• **Dataset entries**
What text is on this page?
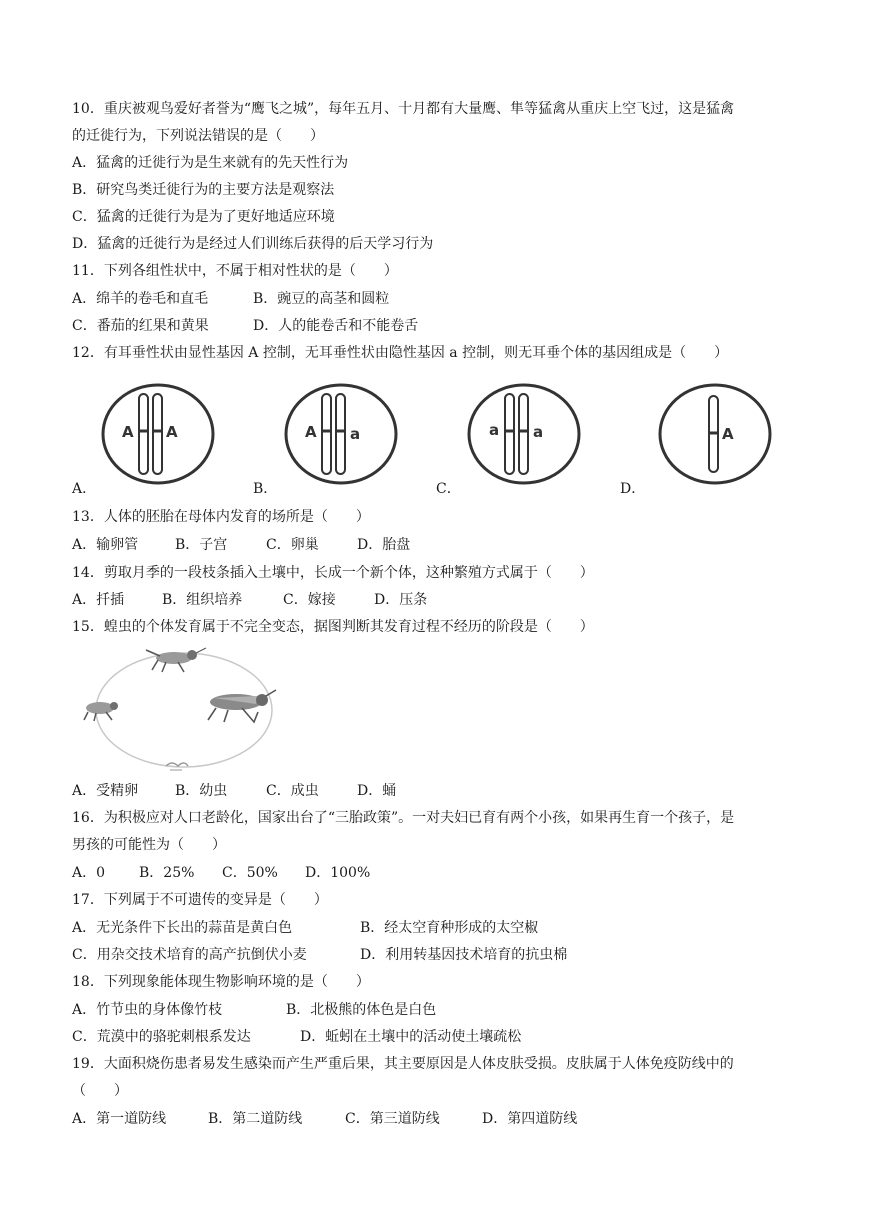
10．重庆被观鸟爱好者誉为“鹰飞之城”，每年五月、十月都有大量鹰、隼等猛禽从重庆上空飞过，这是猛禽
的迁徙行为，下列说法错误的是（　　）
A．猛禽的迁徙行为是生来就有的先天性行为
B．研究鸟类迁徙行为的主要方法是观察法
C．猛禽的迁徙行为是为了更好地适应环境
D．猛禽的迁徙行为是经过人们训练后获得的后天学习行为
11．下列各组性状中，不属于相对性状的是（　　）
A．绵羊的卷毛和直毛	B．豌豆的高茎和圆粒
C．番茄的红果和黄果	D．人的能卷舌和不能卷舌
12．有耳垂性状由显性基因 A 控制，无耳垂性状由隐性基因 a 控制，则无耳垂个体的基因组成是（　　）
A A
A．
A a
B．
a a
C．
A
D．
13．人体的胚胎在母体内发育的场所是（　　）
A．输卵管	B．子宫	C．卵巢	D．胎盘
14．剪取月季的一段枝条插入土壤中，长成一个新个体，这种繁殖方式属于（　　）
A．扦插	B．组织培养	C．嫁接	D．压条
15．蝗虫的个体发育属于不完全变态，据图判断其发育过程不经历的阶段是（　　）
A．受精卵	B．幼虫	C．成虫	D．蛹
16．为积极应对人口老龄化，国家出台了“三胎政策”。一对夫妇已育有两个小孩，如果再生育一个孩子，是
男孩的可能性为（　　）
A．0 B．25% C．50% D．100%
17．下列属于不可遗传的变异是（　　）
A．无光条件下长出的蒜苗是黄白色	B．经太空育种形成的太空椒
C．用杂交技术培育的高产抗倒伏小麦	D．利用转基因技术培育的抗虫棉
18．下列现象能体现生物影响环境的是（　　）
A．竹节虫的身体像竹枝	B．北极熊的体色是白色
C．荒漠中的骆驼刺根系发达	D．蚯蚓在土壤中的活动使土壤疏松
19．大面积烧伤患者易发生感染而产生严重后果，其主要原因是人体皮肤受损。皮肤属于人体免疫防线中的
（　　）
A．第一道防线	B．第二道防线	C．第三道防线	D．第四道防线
* * *
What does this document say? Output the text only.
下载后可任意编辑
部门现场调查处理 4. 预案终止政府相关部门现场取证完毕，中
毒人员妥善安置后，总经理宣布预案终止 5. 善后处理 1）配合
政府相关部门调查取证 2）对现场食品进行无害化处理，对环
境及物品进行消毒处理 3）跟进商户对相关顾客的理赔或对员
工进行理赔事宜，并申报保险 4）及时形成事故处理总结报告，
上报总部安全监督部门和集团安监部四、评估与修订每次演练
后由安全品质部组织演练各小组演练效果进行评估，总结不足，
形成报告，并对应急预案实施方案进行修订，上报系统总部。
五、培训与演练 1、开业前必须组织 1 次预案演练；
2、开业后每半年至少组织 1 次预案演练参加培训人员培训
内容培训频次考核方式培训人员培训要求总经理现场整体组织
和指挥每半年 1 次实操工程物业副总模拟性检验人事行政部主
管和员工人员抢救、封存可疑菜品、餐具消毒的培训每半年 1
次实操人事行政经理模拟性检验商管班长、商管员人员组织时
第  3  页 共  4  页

• **The request**
Find the string "text" in the entries above and return each line that holds it.

• **The result**
What text is on this page?
What does this document say? Output the text only.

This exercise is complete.